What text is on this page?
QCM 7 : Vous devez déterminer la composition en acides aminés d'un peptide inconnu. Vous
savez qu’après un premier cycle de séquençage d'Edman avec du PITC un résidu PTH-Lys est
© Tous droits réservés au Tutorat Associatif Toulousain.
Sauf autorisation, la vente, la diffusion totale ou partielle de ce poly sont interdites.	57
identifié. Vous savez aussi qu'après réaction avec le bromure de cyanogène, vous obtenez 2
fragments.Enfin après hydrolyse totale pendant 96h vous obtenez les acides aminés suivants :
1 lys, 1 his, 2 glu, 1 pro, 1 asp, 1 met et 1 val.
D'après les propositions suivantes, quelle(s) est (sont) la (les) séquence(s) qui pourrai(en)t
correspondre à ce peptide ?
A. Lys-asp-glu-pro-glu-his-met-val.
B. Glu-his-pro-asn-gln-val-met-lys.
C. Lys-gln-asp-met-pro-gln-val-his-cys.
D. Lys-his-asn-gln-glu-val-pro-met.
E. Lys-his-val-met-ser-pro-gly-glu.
☆ ☆ ☆ ☆
## Work to complete:
Transcribe every line of the records exactly, please.

## Reply to the exercise:
What text is on this page?
QCM 7 : Vous devez déterminer la composition en acides aminés d'un peptide inconnu. Vous
savez qu’après un premier cycle de séquençage d'Edman avec du PITC un résidu PTH-Lys est
© Tous droits réservés au Tutorat Associatif Toulousain.
Sauf autorisation, la vente, la diffusion totale ou partielle de ce poly sont interdites.	57
identifié. Vous savez aussi qu'après réaction avec le bromure de cyanogène, vous obtenez 2
fragments.Enfin après hydrolyse totale pendant 96h vous obtenez les acides aminés suivants :
1 lys, 1 his, 2 glu, 1 pro, 1 asp, 1 met et 1 val.
D'après les propositions suivantes, quelle(s) est (sont) la (les) séquence(s) qui pourrai(en)t
correspondre à ce peptide ?
A. Lys-asp-glu-pro-glu-his-met-val.
B. Glu-his-pro-asn-gln-val-met-lys.
C. Lys-gln-asp-met-pro-gln-val-his-cys.
D. Lys-his-asn-gln-glu-val-pro-met.
E. Lys-his-val-met-ser-pro-gly-glu.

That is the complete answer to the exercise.